## TASK DESCRIPTION
For every line in the data below that contains "Reserves", copy the line.

## RECORDS TO USE
--- START ---
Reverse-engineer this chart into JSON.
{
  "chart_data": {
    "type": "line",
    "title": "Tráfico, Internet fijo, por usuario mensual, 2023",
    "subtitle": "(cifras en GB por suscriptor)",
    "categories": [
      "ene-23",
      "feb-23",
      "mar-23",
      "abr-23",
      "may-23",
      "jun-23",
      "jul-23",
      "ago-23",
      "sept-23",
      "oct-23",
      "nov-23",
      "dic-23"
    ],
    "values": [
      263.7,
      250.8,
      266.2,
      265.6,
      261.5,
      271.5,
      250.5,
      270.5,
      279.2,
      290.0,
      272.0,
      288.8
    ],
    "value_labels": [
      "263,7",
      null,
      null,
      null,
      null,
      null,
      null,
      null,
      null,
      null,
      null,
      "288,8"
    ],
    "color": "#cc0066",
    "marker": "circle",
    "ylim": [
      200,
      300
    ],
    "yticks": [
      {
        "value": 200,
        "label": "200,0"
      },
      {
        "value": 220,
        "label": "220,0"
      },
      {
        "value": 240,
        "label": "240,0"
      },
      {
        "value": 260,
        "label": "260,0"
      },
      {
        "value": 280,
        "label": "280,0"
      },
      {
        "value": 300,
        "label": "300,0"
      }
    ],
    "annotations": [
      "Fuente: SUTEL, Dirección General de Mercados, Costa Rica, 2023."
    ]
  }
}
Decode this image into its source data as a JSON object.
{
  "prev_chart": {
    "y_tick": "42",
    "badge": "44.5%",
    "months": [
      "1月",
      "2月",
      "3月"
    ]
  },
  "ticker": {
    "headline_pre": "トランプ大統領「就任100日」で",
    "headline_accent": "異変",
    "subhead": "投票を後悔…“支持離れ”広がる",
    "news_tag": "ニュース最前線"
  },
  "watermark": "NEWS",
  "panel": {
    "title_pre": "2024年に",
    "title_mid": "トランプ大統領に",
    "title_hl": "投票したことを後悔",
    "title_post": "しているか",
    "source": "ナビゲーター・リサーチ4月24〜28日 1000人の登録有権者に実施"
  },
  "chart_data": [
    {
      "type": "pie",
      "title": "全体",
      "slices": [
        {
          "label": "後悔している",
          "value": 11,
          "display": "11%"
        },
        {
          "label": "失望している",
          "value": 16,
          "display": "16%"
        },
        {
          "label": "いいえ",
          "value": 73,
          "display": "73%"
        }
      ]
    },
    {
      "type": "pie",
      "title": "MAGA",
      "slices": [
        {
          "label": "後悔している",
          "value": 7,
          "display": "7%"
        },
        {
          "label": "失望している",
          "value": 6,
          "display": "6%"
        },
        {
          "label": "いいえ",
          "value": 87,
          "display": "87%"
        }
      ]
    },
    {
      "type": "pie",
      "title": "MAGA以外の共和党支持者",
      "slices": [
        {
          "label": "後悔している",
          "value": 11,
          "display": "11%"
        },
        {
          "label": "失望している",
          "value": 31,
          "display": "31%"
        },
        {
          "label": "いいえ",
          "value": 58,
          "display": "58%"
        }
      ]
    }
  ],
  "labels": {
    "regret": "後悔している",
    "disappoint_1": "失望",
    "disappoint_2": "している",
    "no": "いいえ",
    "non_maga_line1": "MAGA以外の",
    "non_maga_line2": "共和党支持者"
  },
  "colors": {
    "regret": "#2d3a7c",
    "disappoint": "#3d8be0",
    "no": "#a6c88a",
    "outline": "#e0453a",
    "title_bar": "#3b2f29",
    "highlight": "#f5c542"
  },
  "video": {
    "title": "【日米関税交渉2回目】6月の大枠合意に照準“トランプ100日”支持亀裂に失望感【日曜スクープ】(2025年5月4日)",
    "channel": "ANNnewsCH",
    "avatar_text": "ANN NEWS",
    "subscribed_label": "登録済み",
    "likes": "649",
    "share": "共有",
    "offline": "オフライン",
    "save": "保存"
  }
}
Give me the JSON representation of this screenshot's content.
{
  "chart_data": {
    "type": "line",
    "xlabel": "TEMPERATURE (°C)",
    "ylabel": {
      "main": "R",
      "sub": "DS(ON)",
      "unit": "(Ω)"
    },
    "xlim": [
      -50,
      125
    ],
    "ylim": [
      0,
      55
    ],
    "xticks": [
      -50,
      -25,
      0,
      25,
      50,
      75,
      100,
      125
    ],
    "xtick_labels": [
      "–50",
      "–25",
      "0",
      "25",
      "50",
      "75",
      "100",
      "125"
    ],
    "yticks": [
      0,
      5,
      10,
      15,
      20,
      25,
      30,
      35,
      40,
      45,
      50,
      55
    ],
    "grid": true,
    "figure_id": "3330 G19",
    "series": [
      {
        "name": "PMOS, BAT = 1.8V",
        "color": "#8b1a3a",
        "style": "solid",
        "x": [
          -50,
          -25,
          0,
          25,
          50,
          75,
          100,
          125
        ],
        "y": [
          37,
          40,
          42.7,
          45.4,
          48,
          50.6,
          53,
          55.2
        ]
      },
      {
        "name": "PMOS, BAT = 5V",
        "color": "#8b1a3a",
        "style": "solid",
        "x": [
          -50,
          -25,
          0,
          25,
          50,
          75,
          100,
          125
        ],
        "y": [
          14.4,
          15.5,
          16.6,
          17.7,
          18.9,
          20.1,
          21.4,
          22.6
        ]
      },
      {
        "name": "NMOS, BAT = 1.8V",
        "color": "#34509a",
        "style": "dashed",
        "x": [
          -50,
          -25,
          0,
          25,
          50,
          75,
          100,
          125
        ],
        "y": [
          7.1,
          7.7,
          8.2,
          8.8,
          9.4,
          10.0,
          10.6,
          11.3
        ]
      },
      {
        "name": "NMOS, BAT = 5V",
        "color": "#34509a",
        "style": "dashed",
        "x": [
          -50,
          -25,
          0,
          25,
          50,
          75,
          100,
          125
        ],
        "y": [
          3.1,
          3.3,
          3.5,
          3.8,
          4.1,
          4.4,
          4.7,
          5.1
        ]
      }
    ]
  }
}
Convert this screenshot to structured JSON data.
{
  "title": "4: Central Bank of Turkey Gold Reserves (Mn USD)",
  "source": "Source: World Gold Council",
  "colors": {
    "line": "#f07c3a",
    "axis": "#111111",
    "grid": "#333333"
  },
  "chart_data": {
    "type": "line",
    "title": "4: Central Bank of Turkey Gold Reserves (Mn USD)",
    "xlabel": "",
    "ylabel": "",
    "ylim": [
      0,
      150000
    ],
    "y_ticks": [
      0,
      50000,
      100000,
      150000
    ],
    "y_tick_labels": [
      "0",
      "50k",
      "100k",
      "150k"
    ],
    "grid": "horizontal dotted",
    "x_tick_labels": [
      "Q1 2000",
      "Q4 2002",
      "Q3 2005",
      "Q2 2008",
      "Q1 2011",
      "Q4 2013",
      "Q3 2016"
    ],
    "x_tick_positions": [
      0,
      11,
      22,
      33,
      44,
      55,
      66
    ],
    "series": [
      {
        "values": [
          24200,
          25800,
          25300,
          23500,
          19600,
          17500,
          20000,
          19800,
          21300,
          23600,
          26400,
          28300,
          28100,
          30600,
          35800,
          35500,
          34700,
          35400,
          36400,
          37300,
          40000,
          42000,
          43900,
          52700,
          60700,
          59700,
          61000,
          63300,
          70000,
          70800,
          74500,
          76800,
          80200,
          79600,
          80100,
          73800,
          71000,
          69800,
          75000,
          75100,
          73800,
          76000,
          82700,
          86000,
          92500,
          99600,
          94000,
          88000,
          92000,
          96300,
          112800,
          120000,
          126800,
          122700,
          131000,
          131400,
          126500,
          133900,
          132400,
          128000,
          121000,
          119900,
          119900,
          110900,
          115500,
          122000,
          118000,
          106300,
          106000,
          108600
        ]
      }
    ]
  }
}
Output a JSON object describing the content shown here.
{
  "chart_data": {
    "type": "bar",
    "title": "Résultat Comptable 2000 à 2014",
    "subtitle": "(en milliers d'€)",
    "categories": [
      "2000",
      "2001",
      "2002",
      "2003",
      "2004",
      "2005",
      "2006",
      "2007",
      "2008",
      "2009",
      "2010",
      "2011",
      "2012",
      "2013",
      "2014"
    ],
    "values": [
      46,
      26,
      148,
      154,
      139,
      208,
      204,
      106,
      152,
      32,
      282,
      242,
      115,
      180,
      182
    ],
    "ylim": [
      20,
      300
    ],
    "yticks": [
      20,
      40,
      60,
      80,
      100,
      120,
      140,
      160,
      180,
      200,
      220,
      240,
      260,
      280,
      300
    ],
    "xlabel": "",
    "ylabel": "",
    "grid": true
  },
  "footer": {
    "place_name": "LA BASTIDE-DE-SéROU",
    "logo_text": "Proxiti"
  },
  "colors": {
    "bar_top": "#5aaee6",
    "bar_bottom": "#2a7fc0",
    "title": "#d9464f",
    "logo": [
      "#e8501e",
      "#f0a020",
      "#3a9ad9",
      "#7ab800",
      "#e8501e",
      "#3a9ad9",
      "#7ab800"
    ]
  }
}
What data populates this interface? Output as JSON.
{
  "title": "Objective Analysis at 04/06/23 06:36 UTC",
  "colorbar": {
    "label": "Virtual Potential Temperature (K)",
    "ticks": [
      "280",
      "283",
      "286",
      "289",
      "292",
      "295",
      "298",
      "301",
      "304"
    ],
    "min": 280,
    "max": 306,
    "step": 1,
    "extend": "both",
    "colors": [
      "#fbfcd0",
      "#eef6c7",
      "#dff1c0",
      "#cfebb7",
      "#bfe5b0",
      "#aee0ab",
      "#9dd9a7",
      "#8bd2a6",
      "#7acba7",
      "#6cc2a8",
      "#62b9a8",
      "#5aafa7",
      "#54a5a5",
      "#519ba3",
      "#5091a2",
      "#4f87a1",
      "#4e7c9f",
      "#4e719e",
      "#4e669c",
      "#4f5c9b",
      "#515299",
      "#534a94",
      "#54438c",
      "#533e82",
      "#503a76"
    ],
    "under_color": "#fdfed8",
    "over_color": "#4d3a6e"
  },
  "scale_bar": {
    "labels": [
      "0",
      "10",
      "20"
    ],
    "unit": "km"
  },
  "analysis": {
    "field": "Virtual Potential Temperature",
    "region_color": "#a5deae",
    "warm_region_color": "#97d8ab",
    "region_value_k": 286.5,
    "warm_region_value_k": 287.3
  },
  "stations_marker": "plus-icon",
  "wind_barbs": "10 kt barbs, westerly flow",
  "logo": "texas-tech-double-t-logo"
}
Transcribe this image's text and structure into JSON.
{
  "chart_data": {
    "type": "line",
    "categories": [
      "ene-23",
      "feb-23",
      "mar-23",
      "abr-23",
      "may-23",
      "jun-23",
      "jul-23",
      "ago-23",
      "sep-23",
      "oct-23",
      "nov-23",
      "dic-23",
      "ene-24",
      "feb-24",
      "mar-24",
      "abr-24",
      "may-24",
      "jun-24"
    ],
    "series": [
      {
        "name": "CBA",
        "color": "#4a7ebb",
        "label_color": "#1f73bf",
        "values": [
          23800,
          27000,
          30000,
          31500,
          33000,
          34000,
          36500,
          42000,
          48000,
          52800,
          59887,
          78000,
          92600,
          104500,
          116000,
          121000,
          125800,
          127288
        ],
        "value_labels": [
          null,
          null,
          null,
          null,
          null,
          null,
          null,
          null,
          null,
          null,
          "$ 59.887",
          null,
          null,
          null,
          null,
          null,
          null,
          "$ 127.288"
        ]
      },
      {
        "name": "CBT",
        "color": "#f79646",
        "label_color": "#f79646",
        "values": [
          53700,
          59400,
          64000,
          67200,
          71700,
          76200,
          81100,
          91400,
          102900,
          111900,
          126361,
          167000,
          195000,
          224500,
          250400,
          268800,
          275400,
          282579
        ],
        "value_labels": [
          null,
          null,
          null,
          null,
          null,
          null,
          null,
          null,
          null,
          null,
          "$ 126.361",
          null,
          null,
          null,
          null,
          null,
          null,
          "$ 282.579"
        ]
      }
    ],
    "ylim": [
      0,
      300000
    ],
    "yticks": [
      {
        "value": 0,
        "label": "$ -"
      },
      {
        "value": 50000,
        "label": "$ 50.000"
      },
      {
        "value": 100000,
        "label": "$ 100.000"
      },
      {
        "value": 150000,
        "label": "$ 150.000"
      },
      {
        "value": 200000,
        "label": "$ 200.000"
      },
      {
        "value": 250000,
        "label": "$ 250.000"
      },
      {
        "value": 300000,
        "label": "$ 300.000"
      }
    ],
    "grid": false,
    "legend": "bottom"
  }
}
--- END ---
## OUTPUT OF THE EXERCISE
  "title": "4: Central Bank of Turkey Gold Reserves (Mn USD)",
    "title": "4: Central Bank of Turkey Gold Reserves (Mn USD)",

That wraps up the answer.